_Texto fornecido_
◆ ◆ ◆

O homem é capaz de tudo, assim as condições certas o proporcionem


Foi com grande interesse que assisti às duas horas de entrevista de Lance Armstrong à Oprah. Entrevista fabulosa. Mas previsível. Mais um capítulo a somar ao circo em que o folhetim Lance Armstrong se tornou.

Lance tinha a lição bem estudada e as suas respostas foram certeiras e apontaram sempre ao coração daqueles que o julgam. Lance sabe como ninguém que no seu caminho para uma possível redenção, não tem outro remédio senão assumir e aceitar todo o mal de que o acusam, quase até auto mutilar-se. Mas o que eu duvido é que Lance tenha dito aquilo que sente de verdade. Duvido que ele se sinta realmente como um criminoso, uma fraude ou quase como um pedaço de merda como se apelidou a si próprio tantas vezes ao longo da entrevista. Lance sabe que venceu dopado num pelotão que também corria dopado, que vantagem foi essa afinal? Em boa verdade: que crime cometeu Lance Armstrong?

Lance Armstrong merece ser punido? De acordo. Merece ser despojado dos Tours que conquistou com recurso assumido a substâncias proibidas? Evidentemente. Mas não destruamos o homem, não queiramos fazer do seu “crime” o resultado de uma mente doente ou algo maquiavélico que ultrapassa em gravidade os “crimes” cometidos pelo comum dos mortais.

Pois se o “crime” afinal é esse, - recorrer à batota para vencer a qualquer preço – o que dizer de Maradona, que num jogo de campeonato do mundo marca um golo com a mão e celebra com o público como se nada fosse? Ou que dizer de um qualquer jogador de futebol que entrando na área se atira para o chão tentando ganhar um penalti que não existe? Ou que dizer de um sete vezes campeão mundial de Fórmula 1 que imobiliza propositadamente o seu carro na última curva do Grande Prémio do Mónaco para conquistar uma pole-position? O que dizer de um estudante que na sala de aula copia permanentemente pelo colega do lado conquistando notas que não merece? Ou que dizer do recém licenciado que vira chefe de secção porque o tio teve um caso amoroso com a dona da empresa? Serão esse “crimes” assim tão diferentes? O “crime” de defendermos os “nossos” e olharmos permanentemente para os nossos interesses, ainda que à custa de algumas injustiças que vamos plantando no resto do mundo?

Criminosos somos então todos aqueles que de diversas formas usam da batota para tirar vantagem em qualquer situação que nos ajude a subir na vida. Criminosos são todos aqueles que sendo apologistas da ética e das boas maneiras, percebem ainda assim que a ética é enrabada todos os dias pela esperteza saloia, e que a fronteira que separa o ser esperto do ser otário é uma linha muito ténue. Criminosos são todos aqueles que na ânsia de sobreviver, percebem desde cedo que vivem numa sociedade que só guarda memória dos vencedores, e que a grande maioria é varrida para debaixo do tapete.

◆ ◆ ◆

_Segmento de dados_
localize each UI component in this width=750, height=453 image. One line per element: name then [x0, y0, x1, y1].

◆ ◆ ◆

Continue o texto de opinião sobre Lance Armstrong a partir da última frase apresentada. Os dados não fazem falta para esta tarefa.

O que torna este caso Armstrong diferente de todos os outros é a sua dimensão. Mas a dimensão do acontecimento não foi algo que Armstrong tenha escolhido. A dimensão deveria ser totalmente irrelevante neste caso. Porque o crime de Armstrong não foi maior que o do Zé do talho que também corria dopado mas acabou o Tour de França na cauda do pelotão e nunca ninguém fez caso dele. O crime cometido, se assim se pode chamar, foi exatamente o mesmo. O que aqui é diferente é a relevância e o mediatismo que se dá a cada um dos casos. Mas o mediatismo não se escolheu. Aconteceu. Juntamente com os salários monstruosos, as capas de revistas, os patrocínios milionários e a vida vivida sob as luzes da ribalta.

Outros dirão que o crime cometido por Lance Armstrong foi acusar uma série de pessoas, chamá-los de mentirosos, colocá-los em tribunal, descredibilizá-los e até arruinar algumas vidas, quando sempre soube que aqueles que o acusavam diziam a verdade. Mas mais uma vez não sei no que é que isso torna Lance Armstrong assim tão diferente da maioria de nós.  

Faz parte da condição humana varrer tudo à nossa frente quando nos sentimos encostados à parede ou quando nos tentam enjaular. Lance não decidiu atacar ninguém nem lançar a primeira pedra. Lance escolheu sim defender-se de quem o atacava a si e ameaçava revelar ao mundo a sua mentira. Comportamento condenável? Evidentemente. Ainda assim, humano e compreensível.

Aqui há uns anos, tive na mão três dias antes a prova específica de matemática que tinha um peso de 50% na entrada para a Universidade. Tive azar, porque era o exame de segunda época e eu já tinha realizado a prova na primeira época. Mas garanto já aqui, teria mesmo aproveitado o “brinde” e não teria pestanejado de hesitação se tivesse roubado lugar a alguém que merecesse o lugar bem mais que eu numa das melhores Universidades do país.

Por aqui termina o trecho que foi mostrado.